Can you rewrite the records starting at the line containing "Enumerate the UI" and ending at the line containing "684, 429, 1028]", putting "cell-observation" wherever "cell-phenomenon" appears and changing nothing else? Leave the pictures out.
---------- SOURCE MATERIAL ----------
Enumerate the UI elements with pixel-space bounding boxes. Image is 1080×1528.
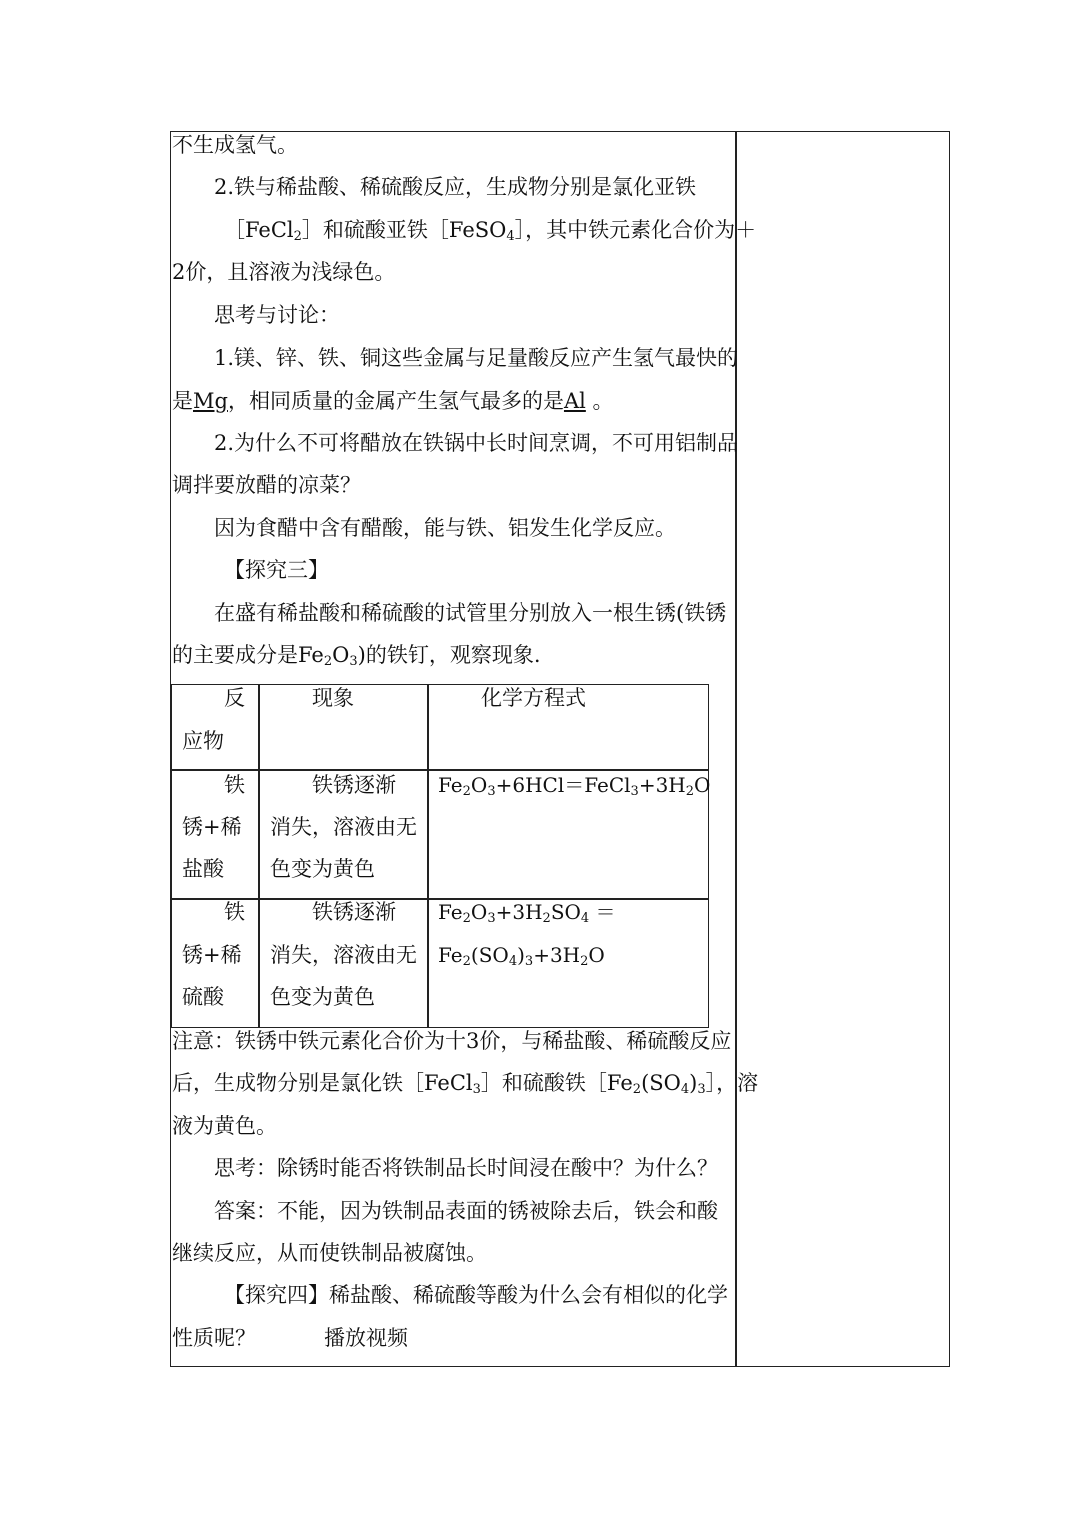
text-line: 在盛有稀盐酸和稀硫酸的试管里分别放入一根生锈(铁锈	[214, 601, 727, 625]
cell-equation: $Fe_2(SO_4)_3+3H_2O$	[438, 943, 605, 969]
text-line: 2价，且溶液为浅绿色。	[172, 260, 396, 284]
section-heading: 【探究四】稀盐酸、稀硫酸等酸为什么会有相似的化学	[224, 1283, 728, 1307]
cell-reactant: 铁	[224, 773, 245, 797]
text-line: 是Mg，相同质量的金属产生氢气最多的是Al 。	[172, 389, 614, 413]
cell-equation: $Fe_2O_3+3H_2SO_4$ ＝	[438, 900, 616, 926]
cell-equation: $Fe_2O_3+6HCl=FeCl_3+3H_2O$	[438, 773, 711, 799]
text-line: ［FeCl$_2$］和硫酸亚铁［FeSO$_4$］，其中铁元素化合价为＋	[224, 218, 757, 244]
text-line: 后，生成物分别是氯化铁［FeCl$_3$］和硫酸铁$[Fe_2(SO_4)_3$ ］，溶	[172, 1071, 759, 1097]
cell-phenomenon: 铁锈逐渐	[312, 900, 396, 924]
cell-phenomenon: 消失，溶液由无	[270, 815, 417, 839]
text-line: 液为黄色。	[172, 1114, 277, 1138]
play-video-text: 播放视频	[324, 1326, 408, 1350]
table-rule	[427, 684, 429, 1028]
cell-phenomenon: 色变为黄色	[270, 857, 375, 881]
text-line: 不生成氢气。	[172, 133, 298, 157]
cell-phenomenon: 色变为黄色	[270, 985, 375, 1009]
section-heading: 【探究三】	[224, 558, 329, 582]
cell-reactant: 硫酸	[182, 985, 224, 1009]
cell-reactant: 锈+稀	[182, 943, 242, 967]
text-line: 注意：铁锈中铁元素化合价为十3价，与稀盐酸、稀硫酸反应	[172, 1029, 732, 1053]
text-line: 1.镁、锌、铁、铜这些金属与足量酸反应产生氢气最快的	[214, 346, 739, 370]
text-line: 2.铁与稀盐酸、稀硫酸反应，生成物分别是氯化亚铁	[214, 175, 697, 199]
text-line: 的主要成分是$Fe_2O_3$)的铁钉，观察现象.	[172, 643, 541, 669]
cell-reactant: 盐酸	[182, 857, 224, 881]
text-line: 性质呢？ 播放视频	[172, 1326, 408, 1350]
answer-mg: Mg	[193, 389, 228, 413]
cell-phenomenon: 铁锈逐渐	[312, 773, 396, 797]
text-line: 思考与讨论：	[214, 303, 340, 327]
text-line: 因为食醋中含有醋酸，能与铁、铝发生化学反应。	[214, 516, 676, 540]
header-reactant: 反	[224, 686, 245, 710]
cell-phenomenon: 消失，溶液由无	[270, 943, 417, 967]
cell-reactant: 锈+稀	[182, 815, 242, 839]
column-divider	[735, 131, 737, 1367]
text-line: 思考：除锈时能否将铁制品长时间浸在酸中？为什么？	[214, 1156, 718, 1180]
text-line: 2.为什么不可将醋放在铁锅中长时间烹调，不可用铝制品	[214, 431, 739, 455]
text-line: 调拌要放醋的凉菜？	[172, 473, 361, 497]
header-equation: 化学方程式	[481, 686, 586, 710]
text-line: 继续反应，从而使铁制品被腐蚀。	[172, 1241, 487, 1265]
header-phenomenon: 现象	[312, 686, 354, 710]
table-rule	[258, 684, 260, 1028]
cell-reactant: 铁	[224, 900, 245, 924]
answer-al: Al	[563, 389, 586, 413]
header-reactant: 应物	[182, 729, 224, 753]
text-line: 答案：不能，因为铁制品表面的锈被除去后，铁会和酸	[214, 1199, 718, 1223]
----------
---------- SOURCE MATERIAL ----------
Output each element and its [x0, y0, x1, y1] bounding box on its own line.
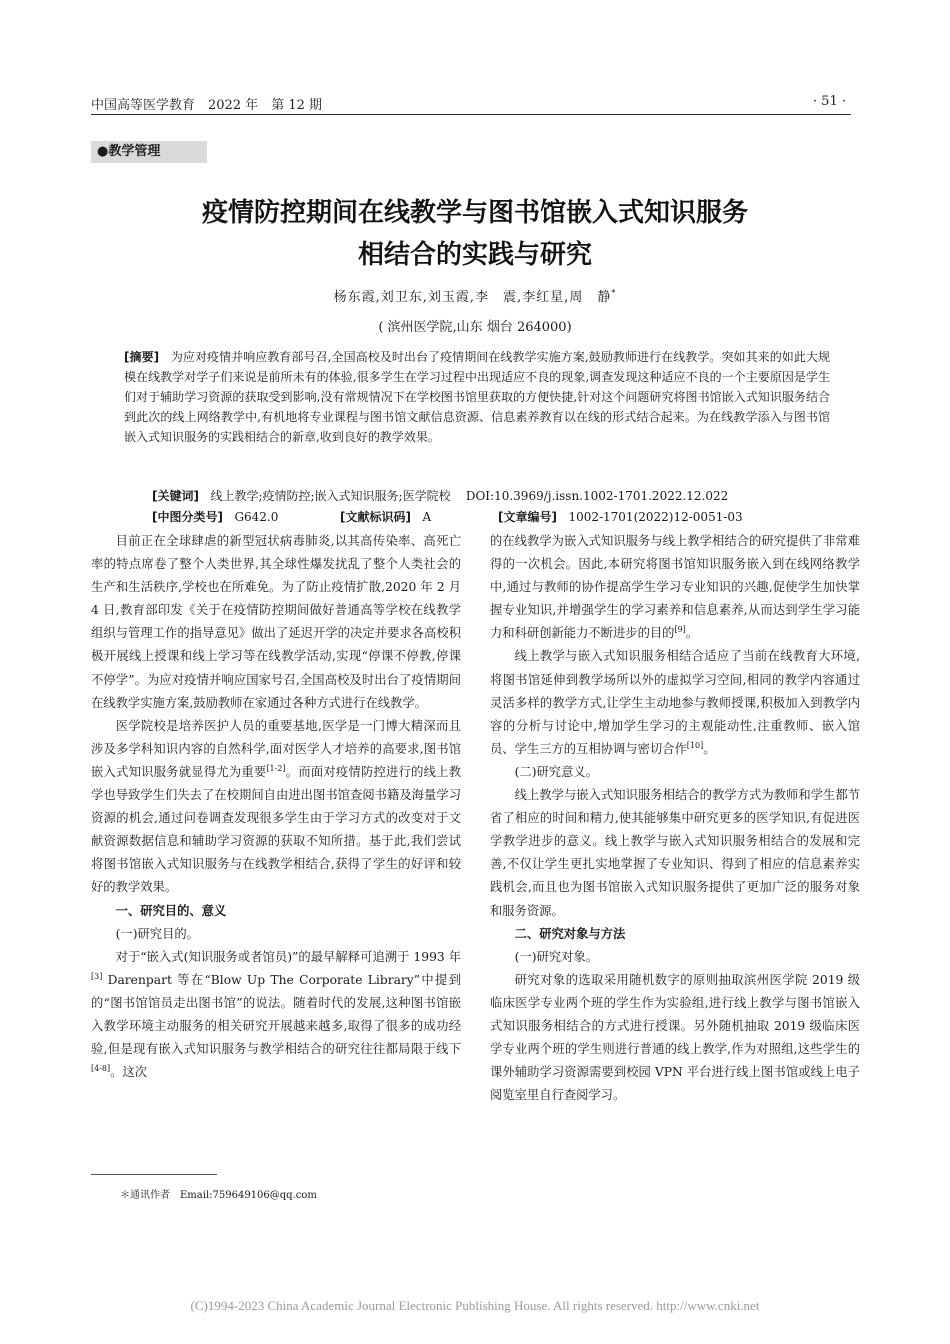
----------
● EXPECTED ANSWER:
Enumerate the UI elements with pixel-space bounding boxes. Image is 1080×1528.
text-line: 在盛有稀盐酸和稀硫酸的试管里分别放入一根生锈(铁锈	[214, 601, 727, 625]
cell-equation: $Fe_2(SO_4)_3+3H_2O$	[438, 943, 605, 969]
text-line: 2价，且溶液为浅绿色。	[172, 260, 396, 284]
section-heading: 【探究四】稀盐酸、稀硫酸等酸为什么会有相似的化学	[224, 1283, 728, 1307]
cell-reactant: 铁	[224, 773, 245, 797]
text-line: 是Mg，相同质量的金属产生氢气最多的是Al 。	[172, 389, 614, 413]
cell-equation: $Fe_2O_3+3H_2SO_4$ ＝	[438, 900, 616, 926]
cell-equation: $Fe_2O_3+6HCl=FeCl_3+3H_2O$	[438, 773, 711, 799]
text-line: ［FeCl$_2$］和硫酸亚铁［FeSO$_4$］，其中铁元素化合价为＋	[224, 218, 757, 244]
text-line: 后，生成物分别是氯化铁［FeCl$_3$］和硫酸铁$[Fe_2(SO_4)_3$ ］，溶	[172, 1071, 759, 1097]
cell-observation: 铁锈逐渐	[312, 900, 396, 924]
cell-observation: 消失，溶液由无	[270, 815, 417, 839]
text-line: 液为黄色。	[172, 1114, 277, 1138]
play-video-text: 播放视频	[324, 1326, 408, 1350]
table-rule	[427, 684, 429, 1028]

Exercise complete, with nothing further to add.